● **The input**
━━━━━━━━━━━━━━━━━━━━━━━━━━━━━━

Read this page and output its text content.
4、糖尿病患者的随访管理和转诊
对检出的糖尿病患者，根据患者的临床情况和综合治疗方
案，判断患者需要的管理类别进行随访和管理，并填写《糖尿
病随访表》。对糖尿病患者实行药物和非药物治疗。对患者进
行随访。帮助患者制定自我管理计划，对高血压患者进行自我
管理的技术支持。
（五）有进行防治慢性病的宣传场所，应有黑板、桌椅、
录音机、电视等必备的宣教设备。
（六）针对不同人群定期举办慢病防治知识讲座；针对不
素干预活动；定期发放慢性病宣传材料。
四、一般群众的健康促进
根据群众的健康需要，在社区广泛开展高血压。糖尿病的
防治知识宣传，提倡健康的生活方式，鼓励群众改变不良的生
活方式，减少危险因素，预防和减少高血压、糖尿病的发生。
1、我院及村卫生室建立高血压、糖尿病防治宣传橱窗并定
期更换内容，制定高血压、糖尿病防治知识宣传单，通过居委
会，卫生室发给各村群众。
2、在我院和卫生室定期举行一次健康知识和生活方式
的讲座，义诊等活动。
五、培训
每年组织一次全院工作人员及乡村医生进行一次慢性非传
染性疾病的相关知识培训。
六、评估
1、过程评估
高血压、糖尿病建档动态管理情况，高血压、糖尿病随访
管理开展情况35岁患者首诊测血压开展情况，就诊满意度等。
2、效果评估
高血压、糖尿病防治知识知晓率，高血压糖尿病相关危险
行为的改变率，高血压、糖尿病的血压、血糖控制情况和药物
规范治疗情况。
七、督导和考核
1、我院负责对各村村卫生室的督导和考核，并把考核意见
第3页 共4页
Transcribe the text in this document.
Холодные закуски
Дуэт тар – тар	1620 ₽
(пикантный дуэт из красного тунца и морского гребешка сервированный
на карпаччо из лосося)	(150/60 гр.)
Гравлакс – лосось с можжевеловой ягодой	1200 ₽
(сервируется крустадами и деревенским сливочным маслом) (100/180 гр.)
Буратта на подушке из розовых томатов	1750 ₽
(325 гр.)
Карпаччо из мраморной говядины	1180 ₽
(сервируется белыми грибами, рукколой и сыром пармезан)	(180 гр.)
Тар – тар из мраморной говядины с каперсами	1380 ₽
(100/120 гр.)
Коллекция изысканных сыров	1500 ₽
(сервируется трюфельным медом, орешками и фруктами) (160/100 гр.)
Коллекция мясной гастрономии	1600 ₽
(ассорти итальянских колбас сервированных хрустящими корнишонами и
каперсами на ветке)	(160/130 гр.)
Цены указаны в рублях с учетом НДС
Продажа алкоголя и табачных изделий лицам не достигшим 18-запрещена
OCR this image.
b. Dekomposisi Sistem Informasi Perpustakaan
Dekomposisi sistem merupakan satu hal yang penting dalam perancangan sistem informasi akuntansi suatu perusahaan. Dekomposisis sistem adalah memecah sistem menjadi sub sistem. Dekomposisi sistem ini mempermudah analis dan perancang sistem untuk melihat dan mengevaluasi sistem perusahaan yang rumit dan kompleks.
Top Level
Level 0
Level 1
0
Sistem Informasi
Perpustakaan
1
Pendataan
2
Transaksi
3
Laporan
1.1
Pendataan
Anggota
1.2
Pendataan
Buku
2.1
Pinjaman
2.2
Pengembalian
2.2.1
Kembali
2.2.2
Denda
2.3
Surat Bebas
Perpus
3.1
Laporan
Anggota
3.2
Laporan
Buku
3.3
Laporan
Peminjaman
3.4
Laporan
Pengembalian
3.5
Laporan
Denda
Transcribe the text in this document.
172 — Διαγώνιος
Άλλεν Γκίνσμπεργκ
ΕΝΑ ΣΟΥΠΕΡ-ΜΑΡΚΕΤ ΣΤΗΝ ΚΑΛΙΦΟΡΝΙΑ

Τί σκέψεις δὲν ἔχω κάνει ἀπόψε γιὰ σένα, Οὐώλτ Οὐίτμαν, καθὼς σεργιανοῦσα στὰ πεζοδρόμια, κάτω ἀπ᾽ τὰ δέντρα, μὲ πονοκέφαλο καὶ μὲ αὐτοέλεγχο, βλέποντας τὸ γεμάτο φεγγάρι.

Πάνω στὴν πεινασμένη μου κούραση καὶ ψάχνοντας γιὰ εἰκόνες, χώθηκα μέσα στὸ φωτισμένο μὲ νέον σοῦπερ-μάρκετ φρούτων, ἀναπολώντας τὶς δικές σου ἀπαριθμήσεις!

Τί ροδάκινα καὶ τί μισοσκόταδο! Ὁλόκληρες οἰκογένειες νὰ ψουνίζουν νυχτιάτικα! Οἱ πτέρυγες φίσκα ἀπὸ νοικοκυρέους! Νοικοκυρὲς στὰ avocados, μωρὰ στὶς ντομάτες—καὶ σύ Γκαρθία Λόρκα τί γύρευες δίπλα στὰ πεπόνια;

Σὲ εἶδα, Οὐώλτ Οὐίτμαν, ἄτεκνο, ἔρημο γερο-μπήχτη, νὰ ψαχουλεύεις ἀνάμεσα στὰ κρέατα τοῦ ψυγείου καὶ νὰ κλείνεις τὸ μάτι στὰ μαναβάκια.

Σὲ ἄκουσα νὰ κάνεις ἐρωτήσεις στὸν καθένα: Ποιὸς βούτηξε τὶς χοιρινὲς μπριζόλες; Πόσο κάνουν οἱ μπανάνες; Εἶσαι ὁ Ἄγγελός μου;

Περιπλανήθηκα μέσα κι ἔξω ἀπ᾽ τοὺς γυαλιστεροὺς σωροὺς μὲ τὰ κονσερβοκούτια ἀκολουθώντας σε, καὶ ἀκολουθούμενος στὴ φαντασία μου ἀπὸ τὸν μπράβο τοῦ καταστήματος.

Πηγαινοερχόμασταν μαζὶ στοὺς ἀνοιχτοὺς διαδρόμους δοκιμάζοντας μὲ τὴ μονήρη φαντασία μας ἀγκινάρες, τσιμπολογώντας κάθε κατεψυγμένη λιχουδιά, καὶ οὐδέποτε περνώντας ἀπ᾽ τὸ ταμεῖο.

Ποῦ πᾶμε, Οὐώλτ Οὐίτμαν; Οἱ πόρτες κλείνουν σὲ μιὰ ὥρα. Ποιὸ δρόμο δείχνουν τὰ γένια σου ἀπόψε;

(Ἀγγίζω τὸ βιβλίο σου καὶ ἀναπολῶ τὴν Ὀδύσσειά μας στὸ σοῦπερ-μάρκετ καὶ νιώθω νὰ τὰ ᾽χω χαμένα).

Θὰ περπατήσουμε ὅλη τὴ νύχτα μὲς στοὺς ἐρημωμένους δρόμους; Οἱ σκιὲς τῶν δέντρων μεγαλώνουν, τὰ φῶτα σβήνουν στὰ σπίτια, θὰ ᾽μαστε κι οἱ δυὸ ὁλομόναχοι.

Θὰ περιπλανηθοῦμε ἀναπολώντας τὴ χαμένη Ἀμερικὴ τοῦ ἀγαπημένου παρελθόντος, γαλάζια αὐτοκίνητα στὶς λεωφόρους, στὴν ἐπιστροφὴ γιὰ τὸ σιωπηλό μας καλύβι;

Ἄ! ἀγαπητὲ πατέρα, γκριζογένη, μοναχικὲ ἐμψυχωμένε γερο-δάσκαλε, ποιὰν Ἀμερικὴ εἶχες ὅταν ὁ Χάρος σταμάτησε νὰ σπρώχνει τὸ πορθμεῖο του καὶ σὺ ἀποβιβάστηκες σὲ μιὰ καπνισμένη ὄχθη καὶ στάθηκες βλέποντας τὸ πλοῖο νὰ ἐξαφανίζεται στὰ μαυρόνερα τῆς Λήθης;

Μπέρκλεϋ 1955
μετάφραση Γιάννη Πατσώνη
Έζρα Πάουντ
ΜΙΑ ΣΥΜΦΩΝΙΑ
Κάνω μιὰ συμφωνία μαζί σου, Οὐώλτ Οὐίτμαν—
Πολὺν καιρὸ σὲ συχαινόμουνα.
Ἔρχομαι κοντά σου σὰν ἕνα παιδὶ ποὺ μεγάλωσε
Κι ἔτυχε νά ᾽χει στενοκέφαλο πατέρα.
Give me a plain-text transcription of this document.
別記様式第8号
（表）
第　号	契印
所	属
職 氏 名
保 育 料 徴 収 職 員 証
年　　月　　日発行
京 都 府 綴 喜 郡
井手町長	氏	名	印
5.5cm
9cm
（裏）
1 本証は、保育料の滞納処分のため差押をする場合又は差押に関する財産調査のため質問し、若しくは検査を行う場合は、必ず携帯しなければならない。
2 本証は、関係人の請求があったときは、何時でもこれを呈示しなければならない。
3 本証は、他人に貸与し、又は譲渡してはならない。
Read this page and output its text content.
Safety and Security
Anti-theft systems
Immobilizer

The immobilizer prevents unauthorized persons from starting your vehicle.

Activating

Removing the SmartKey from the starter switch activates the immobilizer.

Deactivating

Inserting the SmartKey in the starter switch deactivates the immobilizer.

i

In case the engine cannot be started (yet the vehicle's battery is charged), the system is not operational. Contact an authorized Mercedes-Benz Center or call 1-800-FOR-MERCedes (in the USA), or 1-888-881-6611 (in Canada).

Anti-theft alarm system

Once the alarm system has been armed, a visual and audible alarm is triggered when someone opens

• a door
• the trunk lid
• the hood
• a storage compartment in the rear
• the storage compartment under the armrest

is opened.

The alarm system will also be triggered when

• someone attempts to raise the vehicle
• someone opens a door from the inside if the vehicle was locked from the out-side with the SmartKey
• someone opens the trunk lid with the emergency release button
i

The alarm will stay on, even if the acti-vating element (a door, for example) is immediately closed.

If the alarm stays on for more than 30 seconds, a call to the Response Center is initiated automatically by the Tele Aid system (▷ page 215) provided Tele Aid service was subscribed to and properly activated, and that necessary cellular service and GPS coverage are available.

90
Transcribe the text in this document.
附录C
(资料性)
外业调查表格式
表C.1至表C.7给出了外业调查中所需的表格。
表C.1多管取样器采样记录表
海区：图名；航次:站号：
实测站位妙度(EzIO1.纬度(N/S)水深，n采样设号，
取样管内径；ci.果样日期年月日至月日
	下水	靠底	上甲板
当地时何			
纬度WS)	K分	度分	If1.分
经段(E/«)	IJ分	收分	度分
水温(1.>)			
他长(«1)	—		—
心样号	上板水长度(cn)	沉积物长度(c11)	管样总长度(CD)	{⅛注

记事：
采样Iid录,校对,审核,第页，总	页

━━━━━━━━━━━━━━━━━━━━━━━━━━━━━━

● **Prompt**
Gather up, from the records above, each line where the word "говядины" appears.

● **Finished answer**
Карпаччо из мраморной говядины	1180 ₽
Тар – тар из мраморной говядины с каперсами	1380 ₽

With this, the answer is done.